Extracted data entries
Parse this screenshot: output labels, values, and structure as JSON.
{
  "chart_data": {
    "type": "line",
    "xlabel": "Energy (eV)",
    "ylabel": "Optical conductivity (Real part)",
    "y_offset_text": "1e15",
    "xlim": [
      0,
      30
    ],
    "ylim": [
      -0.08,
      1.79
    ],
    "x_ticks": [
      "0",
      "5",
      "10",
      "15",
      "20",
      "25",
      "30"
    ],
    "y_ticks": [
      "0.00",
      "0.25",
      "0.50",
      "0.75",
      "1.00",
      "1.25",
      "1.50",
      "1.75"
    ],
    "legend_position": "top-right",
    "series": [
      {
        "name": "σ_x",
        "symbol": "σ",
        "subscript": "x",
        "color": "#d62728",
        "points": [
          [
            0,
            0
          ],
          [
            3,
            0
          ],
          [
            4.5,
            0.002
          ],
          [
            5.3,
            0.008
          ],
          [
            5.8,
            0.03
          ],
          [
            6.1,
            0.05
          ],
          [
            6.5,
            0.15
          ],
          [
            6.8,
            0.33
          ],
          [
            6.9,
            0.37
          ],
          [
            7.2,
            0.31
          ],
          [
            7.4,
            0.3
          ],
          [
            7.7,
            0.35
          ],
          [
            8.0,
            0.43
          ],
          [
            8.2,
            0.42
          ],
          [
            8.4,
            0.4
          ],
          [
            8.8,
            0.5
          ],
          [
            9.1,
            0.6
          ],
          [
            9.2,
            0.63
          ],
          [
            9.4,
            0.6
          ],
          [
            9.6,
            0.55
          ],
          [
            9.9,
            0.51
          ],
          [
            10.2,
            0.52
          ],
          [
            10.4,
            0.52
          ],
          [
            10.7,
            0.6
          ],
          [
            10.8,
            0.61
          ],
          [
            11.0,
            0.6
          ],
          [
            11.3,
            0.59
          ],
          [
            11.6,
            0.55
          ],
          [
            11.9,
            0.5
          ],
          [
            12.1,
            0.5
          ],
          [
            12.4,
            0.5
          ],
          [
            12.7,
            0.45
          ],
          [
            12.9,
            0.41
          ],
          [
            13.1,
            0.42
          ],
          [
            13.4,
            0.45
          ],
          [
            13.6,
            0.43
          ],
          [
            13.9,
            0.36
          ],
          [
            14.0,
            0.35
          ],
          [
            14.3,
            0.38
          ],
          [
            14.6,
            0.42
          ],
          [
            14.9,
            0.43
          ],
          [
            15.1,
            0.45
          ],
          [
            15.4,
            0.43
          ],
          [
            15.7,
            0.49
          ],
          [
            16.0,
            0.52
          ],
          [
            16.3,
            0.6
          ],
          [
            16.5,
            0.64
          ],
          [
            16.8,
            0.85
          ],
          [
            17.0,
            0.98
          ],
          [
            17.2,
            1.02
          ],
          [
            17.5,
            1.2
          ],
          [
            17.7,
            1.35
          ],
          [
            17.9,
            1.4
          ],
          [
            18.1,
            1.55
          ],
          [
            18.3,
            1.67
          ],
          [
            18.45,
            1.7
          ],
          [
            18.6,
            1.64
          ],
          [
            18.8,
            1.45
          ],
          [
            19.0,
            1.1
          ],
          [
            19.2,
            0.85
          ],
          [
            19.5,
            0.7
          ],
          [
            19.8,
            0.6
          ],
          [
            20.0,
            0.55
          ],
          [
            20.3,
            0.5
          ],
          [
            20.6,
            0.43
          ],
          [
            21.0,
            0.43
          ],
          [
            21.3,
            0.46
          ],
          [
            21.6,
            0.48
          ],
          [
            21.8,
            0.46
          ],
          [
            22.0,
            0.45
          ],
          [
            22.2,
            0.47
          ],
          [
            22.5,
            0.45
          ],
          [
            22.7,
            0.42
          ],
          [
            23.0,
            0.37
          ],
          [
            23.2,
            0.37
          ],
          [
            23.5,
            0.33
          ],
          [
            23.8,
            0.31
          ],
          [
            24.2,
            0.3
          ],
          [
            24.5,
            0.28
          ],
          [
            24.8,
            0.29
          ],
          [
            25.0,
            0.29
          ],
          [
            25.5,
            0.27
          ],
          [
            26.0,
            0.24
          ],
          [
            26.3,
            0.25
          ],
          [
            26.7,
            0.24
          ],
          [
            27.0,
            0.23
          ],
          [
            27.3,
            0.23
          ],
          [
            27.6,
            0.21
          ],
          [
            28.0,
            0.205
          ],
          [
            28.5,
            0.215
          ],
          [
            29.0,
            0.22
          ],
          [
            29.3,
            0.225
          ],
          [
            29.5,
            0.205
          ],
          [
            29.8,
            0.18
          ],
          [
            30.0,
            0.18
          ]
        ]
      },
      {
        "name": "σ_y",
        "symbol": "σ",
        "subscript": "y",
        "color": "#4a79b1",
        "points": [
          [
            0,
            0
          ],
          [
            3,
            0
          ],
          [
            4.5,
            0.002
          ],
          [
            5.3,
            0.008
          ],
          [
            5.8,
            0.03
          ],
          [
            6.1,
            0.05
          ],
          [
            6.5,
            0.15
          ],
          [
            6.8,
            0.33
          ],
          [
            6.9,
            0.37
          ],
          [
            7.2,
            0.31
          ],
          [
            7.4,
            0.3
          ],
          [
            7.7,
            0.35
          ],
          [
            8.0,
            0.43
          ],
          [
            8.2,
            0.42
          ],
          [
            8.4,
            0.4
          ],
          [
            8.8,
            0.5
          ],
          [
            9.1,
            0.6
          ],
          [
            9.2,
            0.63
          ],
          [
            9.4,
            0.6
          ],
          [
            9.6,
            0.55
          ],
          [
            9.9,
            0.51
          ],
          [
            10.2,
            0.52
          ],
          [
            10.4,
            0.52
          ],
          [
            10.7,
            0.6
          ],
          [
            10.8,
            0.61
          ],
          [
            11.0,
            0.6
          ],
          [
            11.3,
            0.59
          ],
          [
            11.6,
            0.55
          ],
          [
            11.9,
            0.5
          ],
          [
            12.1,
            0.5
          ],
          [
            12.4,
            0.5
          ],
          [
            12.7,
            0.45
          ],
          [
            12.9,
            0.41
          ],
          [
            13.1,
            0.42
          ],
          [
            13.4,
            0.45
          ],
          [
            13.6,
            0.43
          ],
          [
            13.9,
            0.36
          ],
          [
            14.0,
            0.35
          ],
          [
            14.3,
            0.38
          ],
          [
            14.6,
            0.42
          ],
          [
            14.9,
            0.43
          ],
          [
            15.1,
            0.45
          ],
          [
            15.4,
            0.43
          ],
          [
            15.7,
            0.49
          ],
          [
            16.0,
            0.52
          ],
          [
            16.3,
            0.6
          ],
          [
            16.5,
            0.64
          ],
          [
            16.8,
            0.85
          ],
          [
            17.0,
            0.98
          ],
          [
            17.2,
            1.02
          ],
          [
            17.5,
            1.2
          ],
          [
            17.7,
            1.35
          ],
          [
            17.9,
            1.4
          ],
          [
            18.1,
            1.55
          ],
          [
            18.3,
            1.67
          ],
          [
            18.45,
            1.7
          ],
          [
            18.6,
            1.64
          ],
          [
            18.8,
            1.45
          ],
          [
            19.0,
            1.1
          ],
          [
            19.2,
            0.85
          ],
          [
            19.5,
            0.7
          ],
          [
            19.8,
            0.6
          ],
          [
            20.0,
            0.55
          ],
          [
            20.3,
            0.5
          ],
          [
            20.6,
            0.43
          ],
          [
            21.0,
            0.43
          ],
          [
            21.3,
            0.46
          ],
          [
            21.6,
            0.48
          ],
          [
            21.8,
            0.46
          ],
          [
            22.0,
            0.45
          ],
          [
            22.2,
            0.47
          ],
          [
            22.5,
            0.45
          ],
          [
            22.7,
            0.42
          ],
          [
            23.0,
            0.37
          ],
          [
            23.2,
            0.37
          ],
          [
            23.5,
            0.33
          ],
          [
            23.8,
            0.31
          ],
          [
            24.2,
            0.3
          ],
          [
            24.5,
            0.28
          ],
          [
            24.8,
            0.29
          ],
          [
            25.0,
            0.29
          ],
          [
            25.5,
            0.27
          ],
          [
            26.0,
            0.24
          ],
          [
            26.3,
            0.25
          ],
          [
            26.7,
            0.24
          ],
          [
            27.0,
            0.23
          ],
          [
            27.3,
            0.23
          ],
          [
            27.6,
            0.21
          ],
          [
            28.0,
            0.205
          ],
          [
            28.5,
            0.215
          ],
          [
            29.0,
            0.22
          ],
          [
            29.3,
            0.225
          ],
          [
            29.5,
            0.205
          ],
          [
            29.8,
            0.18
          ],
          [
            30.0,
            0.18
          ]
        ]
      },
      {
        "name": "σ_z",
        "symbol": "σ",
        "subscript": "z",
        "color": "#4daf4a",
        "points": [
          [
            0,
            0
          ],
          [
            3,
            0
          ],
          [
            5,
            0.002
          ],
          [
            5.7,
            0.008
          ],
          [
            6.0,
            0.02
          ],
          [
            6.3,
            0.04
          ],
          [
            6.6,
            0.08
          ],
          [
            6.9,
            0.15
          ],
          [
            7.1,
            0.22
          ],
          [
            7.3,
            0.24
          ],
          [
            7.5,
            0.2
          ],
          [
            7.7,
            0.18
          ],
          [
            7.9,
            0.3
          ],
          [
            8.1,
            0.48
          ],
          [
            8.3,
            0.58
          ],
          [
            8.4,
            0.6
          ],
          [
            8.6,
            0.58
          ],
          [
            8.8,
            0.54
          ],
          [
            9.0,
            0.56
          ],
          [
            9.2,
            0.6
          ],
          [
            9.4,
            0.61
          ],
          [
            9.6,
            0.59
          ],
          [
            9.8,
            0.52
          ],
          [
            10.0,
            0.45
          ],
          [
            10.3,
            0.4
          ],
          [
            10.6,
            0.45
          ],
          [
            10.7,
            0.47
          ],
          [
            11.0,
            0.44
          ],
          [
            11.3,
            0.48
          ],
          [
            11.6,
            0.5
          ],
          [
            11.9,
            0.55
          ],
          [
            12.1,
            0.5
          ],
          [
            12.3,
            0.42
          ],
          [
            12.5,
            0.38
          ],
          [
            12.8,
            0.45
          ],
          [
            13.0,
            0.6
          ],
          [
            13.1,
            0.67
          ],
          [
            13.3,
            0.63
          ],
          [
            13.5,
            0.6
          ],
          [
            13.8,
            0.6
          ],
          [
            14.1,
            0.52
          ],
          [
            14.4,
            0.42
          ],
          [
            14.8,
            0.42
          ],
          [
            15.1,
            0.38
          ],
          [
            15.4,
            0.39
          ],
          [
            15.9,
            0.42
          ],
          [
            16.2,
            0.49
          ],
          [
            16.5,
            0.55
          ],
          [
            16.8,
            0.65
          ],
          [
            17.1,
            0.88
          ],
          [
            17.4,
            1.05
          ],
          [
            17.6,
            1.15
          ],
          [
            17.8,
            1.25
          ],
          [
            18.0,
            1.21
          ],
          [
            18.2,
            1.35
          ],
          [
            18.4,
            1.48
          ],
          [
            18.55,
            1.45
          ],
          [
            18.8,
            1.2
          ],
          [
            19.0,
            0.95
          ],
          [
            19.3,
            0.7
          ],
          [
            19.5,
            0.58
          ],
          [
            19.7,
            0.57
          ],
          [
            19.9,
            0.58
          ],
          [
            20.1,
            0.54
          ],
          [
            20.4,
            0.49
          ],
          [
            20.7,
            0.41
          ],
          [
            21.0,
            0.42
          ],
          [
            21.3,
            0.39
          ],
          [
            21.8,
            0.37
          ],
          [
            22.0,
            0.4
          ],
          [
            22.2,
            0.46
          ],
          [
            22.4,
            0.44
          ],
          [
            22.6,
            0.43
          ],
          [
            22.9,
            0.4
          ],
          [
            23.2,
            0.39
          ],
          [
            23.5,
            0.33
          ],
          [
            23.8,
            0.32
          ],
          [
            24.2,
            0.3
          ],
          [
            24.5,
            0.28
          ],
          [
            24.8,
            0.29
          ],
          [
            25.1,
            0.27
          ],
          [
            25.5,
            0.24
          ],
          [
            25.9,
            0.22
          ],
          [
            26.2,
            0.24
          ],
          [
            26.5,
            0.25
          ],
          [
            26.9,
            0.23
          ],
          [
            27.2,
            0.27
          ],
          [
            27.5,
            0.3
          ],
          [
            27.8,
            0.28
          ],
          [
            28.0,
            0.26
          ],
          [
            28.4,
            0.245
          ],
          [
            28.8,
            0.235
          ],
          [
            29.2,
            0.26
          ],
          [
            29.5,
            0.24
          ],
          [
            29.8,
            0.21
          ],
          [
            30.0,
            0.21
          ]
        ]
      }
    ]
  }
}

TASK STATEMENT -
Wherever a line in the data above holds "subscript", copy that line.

OUTPUT -
        "subscript": "x",
        "subscript": "y",
        "subscript": "z",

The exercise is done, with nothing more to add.